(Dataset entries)
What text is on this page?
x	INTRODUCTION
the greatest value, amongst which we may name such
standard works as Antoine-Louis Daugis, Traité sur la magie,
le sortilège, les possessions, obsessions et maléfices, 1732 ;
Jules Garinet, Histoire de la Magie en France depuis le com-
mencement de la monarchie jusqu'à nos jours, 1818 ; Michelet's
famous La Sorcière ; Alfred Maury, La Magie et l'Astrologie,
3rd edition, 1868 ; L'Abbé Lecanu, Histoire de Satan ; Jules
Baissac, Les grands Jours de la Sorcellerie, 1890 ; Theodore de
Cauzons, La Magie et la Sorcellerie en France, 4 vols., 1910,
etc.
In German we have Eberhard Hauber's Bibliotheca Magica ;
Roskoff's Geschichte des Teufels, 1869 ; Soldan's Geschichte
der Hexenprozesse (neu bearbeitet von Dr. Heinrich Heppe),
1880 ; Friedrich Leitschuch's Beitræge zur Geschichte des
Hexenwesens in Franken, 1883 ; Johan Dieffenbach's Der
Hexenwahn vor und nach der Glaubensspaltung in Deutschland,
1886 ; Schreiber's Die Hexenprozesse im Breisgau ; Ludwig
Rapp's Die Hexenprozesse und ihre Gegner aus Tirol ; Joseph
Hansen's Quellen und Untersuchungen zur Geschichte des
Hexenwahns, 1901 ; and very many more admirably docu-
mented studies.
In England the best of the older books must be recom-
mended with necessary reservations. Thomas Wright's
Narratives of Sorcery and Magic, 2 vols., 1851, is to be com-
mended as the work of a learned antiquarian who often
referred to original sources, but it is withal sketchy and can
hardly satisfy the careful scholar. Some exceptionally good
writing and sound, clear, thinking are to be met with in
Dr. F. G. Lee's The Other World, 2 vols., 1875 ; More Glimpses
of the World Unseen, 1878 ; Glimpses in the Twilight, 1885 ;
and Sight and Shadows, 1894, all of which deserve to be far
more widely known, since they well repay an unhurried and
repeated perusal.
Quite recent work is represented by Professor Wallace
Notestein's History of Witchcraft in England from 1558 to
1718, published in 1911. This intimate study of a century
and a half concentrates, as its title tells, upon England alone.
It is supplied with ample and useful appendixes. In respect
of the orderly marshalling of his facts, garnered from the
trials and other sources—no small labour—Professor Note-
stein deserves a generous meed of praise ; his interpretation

Challenge
Print the records once more, exactly as they were given.

Output for this task
What text is on this page?
x	INTRODUCTION
the greatest value, amongst which we may name such
standard works as Antoine-Louis Daugis, Traité sur la magie,
le sortilège, les possessions, obsessions et maléfices, 1732 ;
Jules Garinet, Histoire de la Magie en France depuis le com-
mencement de la monarchie jusqu'à nos jours, 1818 ; Michelet's
famous La Sorcière ; Alfred Maury, La Magie et l'Astrologie,
3rd edition, 1868 ; L'Abbé Lecanu, Histoire de Satan ; Jules
Baissac, Les grands Jours de la Sorcellerie, 1890 ; Theodore de
Cauzons, La Magie et la Sorcellerie en France, 4 vols., 1910,
etc.
In German we have Eberhard Hauber's Bibliotheca Magica ;
Roskoff's Geschichte des Teufels, 1869 ; Soldan's Geschichte
der Hexenprozesse (neu bearbeitet von Dr. Heinrich Heppe),
1880 ; Friedrich Leitschuch's Beitræge zur Geschichte des
Hexenwesens in Franken, 1883 ; Johan Dieffenbach's Der
Hexenwahn vor und nach der Glaubensspaltung in Deutschland,
1886 ; Schreiber's Die Hexenprozesse im Breisgau ; Ludwig
Rapp's Die Hexenprozesse und ihre Gegner aus Tirol ; Joseph
Hansen's Quellen und Untersuchungen zur Geschichte des
Hexenwahns, 1901 ; and very many more admirably docu-
mented studies.
In England the best of the older books must be recom-
mended with necessary reservations. Thomas Wright's
Narratives of Sorcery and Magic, 2 vols., 1851, is to be com-
mended as the work of a learned antiquarian who often
referred to original sources, but it is withal sketchy and can
hardly satisfy the careful scholar. Some exceptionally good
writing and sound, clear, thinking are to be met with in
Dr. F. G. Lee's The Other World, 2 vols., 1875 ; More Glimpses
of the World Unseen, 1878 ; Glimpses in the Twilight, 1885 ;
and Sight and Shadows, 1894, all of which deserve to be far
more widely known, since they well repay an unhurried and
repeated perusal.
Quite recent work is represented by Professor Wallace
Notestein's History of Witchcraft in England from 1558 to
1718, published in 1911. This intimate study of a century
and a half concentrates, as its title tells, upon England alone.
It is supplied with ample and useful appendixes. In respect
of the orderly marshalling of his facts, garnered from the
trials and other sources—no small labour—Professor Note-
stein deserves a generous meed of praise ; his interpretation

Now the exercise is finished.